Rows from a dataset:
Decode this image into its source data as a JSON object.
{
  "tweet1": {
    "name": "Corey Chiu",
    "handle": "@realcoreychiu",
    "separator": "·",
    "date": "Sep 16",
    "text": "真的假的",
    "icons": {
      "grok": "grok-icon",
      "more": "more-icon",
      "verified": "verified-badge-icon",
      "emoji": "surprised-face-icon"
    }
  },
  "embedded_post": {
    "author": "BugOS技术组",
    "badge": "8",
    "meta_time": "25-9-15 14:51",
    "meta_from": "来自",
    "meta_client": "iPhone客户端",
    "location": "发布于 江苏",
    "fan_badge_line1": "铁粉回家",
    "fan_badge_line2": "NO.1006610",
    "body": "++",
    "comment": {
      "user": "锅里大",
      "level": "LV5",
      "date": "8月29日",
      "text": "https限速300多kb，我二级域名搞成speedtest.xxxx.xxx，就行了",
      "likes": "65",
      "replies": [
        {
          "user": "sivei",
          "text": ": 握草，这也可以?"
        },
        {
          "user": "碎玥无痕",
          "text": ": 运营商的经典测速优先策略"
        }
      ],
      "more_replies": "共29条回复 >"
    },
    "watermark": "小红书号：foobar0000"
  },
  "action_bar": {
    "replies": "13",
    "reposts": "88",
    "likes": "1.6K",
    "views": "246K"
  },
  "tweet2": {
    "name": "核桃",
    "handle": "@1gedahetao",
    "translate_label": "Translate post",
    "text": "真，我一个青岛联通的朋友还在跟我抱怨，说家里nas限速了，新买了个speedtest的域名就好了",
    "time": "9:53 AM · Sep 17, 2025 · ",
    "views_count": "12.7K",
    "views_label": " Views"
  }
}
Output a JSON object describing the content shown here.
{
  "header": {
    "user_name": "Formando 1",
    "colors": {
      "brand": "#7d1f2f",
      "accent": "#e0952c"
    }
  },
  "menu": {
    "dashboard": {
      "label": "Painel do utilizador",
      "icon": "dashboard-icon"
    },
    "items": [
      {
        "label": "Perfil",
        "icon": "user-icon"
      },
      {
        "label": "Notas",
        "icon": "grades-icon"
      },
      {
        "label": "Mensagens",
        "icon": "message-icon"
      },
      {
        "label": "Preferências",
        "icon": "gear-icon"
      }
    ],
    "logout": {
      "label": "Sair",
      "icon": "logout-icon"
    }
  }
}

(Problem statement) Repeat every line of the material exactly as given.

(Expected answer)
Decode this image into its source data as a JSON object.
{
  "tweet1": {
    "name": "Corey Chiu",
    "handle": "@realcoreychiu",
    "separator": "·",
    "date": "Sep 16",
    "text": "真的假的",
    "icons": {
      "grok": "grok-icon",
      "more": "more-icon",
      "verified": "verified-badge-icon",
      "emoji": "surprised-face-icon"
    }
  },
  "embedded_post": {
    "author": "BugOS技术组",
    "badge": "8",
    "meta_time": "25-9-15 14:51",
    "meta_from": "来自",
    "meta_client": "iPhone客户端",
    "location": "发布于 江苏",
    "fan_badge_line1": "铁粉回家",
    "fan_badge_line2": "NO.1006610",
    "body": "++",
    "comment": {
      "user": "锅里大",
      "level": "LV5",
      "date": "8月29日",
      "text": "https限速300多kb，我二级域名搞成speedtest.xxxx.xxx，就行了",
      "likes": "65",
      "replies": [
        {
          "user": "sivei",
          "text": ": 握草，这也可以?"
        },
        {
          "user": "碎玥无痕",
          "text": ": 运营商的经典测速优先策略"
        }
      ],
      "more_replies": "共29条回复 >"
    },
    "watermark": "小红书号：foobar0000"
  },
  "action_bar": {
    "replies": "13",
    "reposts": "88",
    "likes": "1.6K",
    "views": "246K"
  },
  "tweet2": {
    "name": "核桃",
    "handle": "@1gedahetao",
    "translate_label": "Translate post",
    "text": "真，我一个青岛联通的朋友还在跟我抱怨，说家里nas限速了，新买了个speedtest的域名就好了",
    "time": "9:53 AM · Sep 17, 2025 · ",
    "views_count": "12.7K",
    "views_label": " Views"
  }
}
Output a JSON object describing the content shown here.
{
  "header": {
    "user_name": "Formando 1",
    "colors": {
      "brand": "#7d1f2f",
      "accent": "#e0952c"
    }
  },
  "menu": {
    "dashboard": {
      "label": "Painel do utilizador",
      "icon": "dashboard-icon"
    },
    "items": [
      {
        "label": "Perfil",
        "icon": "user-icon"
      },
      {
        "label": "Notas",
        "icon": "grades-icon"
      },
      {
        "label": "Mensagens",
        "icon": "message-icon"
      },
      {
        "label": "Preferências",
        "icon": "gear-icon"
      }
    ],
    "logout": {
      "label": "Sair",
      "icon": "logout-icon"
    }
  }
}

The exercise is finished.